Element and coordinate records:
_ _ _

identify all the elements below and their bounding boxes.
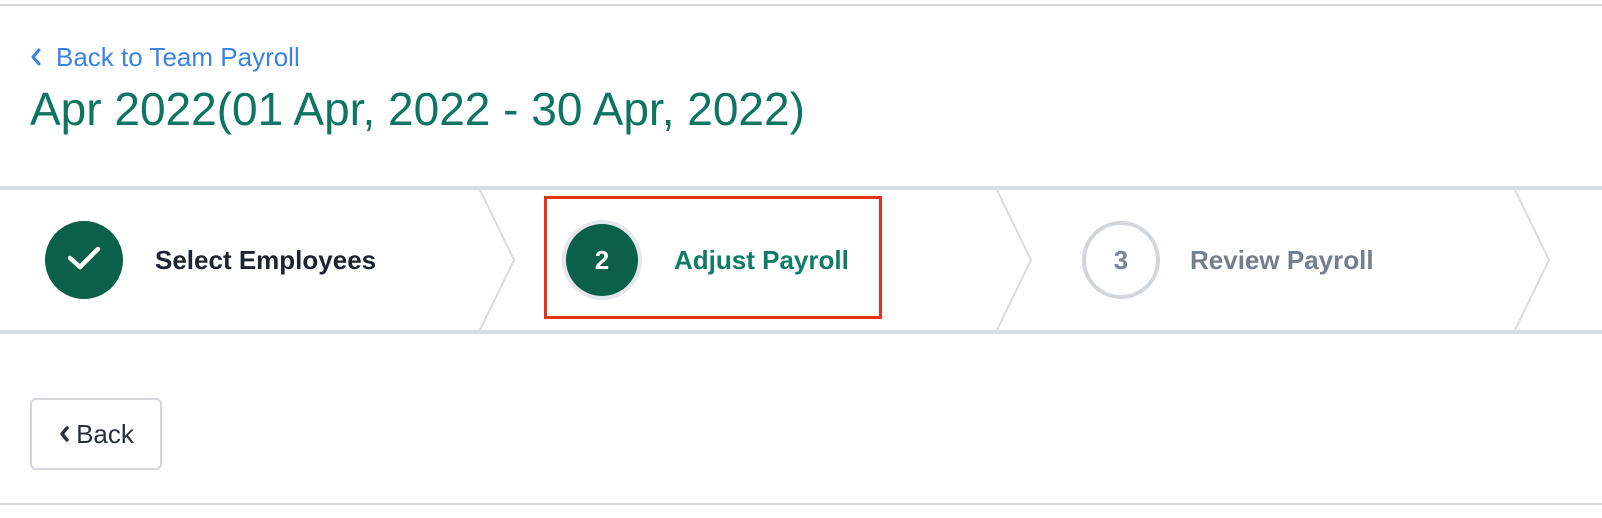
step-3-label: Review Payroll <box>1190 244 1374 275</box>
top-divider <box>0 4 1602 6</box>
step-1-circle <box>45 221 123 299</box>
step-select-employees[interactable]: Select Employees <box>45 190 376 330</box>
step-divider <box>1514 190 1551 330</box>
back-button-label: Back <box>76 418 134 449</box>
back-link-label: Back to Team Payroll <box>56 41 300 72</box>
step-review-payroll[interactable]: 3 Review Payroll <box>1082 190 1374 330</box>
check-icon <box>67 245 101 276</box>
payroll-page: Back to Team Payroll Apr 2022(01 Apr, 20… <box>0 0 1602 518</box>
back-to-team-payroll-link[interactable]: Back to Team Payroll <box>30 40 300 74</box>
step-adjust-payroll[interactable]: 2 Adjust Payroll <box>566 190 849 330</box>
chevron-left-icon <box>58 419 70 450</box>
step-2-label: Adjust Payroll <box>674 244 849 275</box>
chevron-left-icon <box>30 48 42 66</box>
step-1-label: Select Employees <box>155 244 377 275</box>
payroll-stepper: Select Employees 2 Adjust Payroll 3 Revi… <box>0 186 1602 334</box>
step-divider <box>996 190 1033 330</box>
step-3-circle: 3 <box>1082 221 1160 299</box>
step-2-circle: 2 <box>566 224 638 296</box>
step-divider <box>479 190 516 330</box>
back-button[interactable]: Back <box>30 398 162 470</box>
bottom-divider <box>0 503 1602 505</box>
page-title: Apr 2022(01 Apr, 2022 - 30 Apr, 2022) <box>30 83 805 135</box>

_ _ _

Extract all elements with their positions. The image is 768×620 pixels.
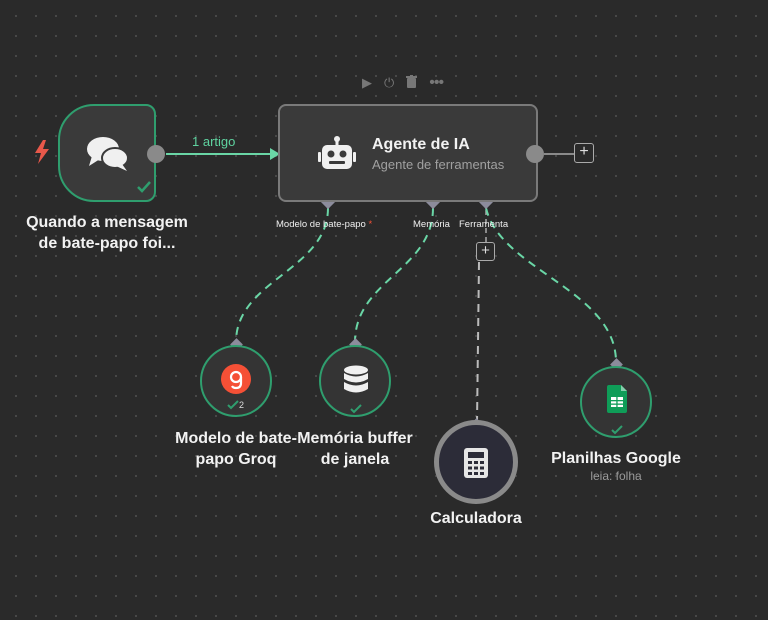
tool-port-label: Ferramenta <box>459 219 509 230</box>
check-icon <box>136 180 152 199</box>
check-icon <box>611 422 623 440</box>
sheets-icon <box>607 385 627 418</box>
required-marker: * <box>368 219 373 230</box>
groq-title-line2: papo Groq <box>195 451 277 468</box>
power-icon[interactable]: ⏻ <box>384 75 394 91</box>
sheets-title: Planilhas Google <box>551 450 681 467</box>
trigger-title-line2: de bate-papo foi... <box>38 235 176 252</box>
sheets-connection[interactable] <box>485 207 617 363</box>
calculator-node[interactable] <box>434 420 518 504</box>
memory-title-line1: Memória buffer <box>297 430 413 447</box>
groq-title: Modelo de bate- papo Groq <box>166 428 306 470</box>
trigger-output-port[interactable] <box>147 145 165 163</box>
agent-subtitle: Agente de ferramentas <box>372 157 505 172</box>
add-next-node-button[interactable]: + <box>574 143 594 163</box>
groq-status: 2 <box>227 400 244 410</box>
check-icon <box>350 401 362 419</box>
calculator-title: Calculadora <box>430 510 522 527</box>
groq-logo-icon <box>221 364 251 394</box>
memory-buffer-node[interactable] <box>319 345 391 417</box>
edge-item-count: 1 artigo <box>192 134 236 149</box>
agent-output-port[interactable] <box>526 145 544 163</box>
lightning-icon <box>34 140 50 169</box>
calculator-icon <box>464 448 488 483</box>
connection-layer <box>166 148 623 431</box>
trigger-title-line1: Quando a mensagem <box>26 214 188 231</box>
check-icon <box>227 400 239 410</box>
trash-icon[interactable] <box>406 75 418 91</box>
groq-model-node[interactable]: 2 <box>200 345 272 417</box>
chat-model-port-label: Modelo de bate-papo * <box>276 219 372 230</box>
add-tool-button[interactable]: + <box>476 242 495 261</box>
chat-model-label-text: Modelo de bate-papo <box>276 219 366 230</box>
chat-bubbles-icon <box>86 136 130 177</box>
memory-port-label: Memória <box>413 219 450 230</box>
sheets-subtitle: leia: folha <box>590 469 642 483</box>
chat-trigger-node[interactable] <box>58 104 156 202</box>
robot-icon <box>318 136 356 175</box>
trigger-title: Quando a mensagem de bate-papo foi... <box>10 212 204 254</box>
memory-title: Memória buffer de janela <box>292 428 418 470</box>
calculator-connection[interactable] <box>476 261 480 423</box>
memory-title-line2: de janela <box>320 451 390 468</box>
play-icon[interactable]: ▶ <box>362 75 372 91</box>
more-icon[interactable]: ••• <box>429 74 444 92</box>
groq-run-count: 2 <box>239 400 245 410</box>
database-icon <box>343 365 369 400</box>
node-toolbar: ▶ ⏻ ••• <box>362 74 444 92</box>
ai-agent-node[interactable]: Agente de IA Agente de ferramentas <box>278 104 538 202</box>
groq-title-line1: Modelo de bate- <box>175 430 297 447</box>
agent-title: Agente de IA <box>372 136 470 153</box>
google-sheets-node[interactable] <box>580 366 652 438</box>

_ _ _

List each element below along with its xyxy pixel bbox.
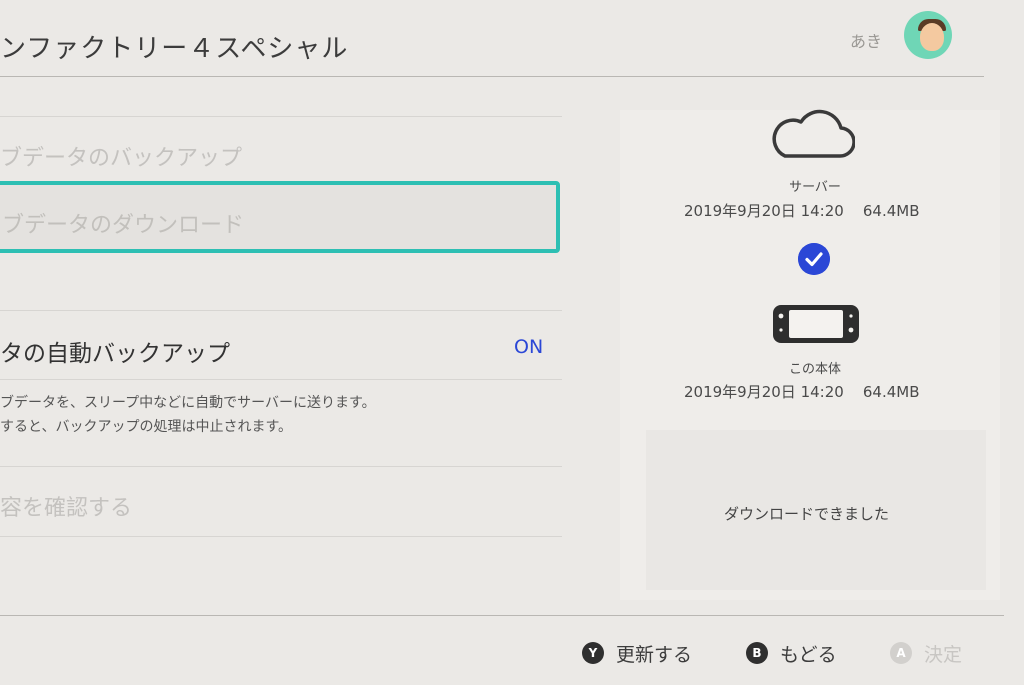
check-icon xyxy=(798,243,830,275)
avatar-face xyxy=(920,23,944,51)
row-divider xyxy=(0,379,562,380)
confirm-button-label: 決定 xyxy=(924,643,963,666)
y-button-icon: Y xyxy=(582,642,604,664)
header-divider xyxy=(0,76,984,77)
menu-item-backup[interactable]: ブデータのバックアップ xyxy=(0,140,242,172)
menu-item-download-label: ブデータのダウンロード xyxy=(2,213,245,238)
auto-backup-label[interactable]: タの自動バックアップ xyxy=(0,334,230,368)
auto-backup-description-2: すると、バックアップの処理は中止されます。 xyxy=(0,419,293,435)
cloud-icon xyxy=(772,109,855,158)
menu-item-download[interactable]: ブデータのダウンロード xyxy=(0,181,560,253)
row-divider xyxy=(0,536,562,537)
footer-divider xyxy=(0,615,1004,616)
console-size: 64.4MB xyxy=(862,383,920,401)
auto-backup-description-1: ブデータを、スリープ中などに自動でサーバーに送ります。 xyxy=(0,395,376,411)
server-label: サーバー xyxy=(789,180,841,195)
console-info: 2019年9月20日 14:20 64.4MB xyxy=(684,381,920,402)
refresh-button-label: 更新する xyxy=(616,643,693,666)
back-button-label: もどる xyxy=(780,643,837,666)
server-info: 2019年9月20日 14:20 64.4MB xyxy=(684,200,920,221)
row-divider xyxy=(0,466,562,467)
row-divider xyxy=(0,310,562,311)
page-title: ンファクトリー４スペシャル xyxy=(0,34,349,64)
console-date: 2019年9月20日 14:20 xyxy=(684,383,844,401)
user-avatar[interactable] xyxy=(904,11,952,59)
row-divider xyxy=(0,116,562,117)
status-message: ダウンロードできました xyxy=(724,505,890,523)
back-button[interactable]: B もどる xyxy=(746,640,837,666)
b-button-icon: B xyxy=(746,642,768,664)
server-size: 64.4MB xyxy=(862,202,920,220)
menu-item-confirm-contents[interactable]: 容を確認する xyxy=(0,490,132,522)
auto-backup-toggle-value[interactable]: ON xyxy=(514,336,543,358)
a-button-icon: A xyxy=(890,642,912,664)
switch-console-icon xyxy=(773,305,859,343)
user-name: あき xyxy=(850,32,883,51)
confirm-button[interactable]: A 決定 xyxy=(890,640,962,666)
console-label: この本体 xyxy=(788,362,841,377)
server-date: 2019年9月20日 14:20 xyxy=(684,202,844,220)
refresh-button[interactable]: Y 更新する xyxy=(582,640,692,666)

_ _ _

◆ **Task instructions**
Could you give the stretch of the records from the line containing "step-3-label: Review Payroll" through the line containing "step-review-payroll[interactable]: 3 Review", both included, as a JSON list of strings with one string per line and blank lines left out?

◆ **Answer for this exercise**
[
  "step-3-label: Review Payroll <box>1190 244 1374 275</box>",
  "top-divider <box>0 4 1602 6</box>",
  "step-1-circle <box>45 221 123 299</box>",
  "step-select-employees[interactable]: Select Employees <box>45 190 376 330</box>",
  "step-divider <box>1514 190 1551 330</box>",
  "back-button-label: Back <box>76 418 134 449</box>",
  "back-link-label: Back to Team Payroll <box>56 41 300 72</box>",
  "step-review-payroll[interactable]: 3 Review Payroll <box>1082 190 1374 330</box>"
]